> **Exercise requirements**: Find every line in the data below that contains the string "shape", matching case exactly, and copy each of those lines.

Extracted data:
........

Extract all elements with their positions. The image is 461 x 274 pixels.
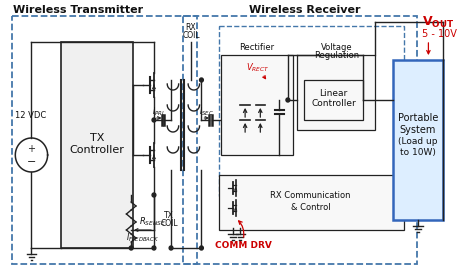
Text: Regulation: Regulation bbox=[314, 50, 359, 59]
Text: TX: TX bbox=[90, 133, 104, 143]
Text: RX Communication: RX Communication bbox=[271, 192, 351, 201]
Text: Controller: Controller bbox=[311, 99, 356, 109]
Circle shape bbox=[129, 246, 133, 250]
Text: Voltage: Voltage bbox=[320, 42, 352, 52]
Text: to 10W): to 10W) bbox=[400, 149, 436, 158]
Text: $I_{FEEDBACK}$: $I_{FEEDBACK}$ bbox=[126, 232, 159, 244]
Text: $I_{SEC}$: $I_{SEC}$ bbox=[199, 106, 213, 118]
Circle shape bbox=[152, 246, 156, 250]
Text: Controller: Controller bbox=[70, 145, 124, 155]
Bar bbox=[304, 80, 363, 120]
Circle shape bbox=[152, 118, 156, 122]
Text: 12 VDC: 12 VDC bbox=[15, 112, 47, 121]
Bar bbox=[219, 175, 404, 230]
Text: (Load up: (Load up bbox=[398, 138, 437, 147]
Text: COMM DRV: COMM DRV bbox=[215, 241, 272, 250]
Bar bbox=[393, 60, 443, 220]
Text: $R_{SENSE}$: $R_{SENSE}$ bbox=[139, 216, 166, 228]
Text: & Control: & Control bbox=[291, 204, 331, 213]
Text: System: System bbox=[400, 125, 436, 135]
Circle shape bbox=[286, 98, 290, 102]
Text: RX: RX bbox=[186, 24, 196, 33]
Text: TX: TX bbox=[164, 210, 174, 219]
Text: Portable: Portable bbox=[398, 113, 438, 123]
Bar bbox=[297, 55, 375, 130]
Text: +: + bbox=[28, 144, 35, 154]
Text: Wireless Receiver: Wireless Receiver bbox=[249, 5, 361, 15]
Text: $V_{RECT}$: $V_{RECT}$ bbox=[246, 62, 269, 74]
Circle shape bbox=[200, 246, 203, 250]
Bar bbox=[219, 26, 404, 196]
Text: COIL: COIL bbox=[182, 32, 200, 41]
Text: $I_{PRI}$: $I_{PRI}$ bbox=[153, 106, 165, 118]
Text: 5 - 10V: 5 - 10V bbox=[422, 29, 457, 39]
Text: COIL: COIL bbox=[160, 218, 178, 227]
Text: $\mathbf{V_{OUT}}$: $\mathbf{V_{OUT}}$ bbox=[422, 15, 454, 30]
Circle shape bbox=[152, 193, 156, 197]
Text: −: − bbox=[27, 157, 36, 167]
Text: Rectifier: Rectifier bbox=[239, 42, 274, 52]
Bar bbox=[183, 16, 417, 264]
Circle shape bbox=[200, 78, 203, 82]
Bar bbox=[12, 16, 197, 264]
Bar bbox=[221, 55, 293, 155]
Circle shape bbox=[169, 246, 173, 250]
Bar bbox=[61, 42, 133, 248]
Text: Wireless Transmitter: Wireless Transmitter bbox=[13, 5, 143, 15]
Text: Linear: Linear bbox=[319, 90, 348, 98]
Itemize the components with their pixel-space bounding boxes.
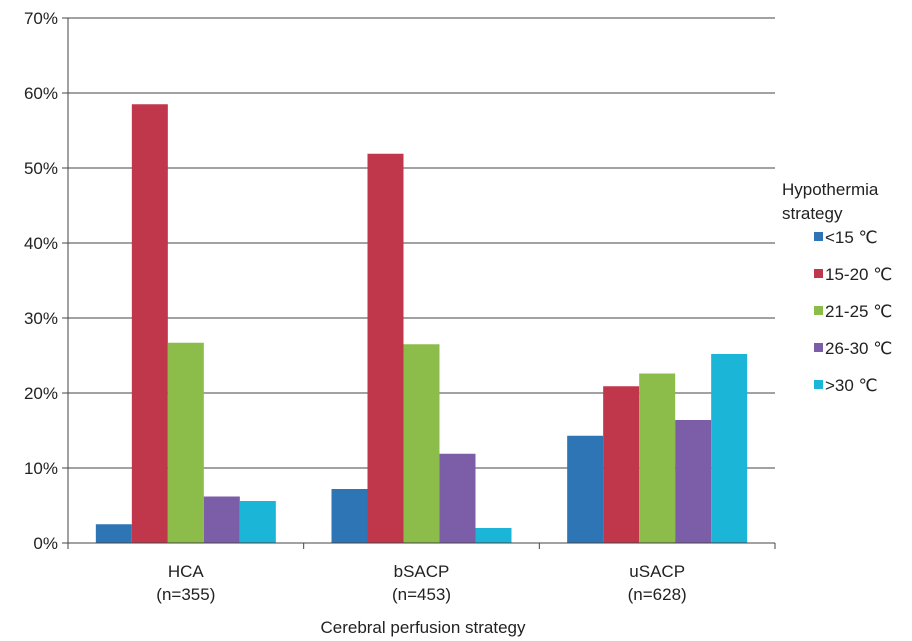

........

> **Correct output**:
Circle shape bbox=[129, 246, 133, 250]
Circle shape bbox=[152, 246, 156, 250]
Circle shape bbox=[152, 118, 156, 122]
Circle shape bbox=[286, 98, 290, 102]
Circle shape bbox=[200, 246, 203, 250]
Circle shape bbox=[152, 193, 156, 197]
Circle shape bbox=[200, 78, 203, 82]
Circle shape bbox=[169, 246, 173, 250]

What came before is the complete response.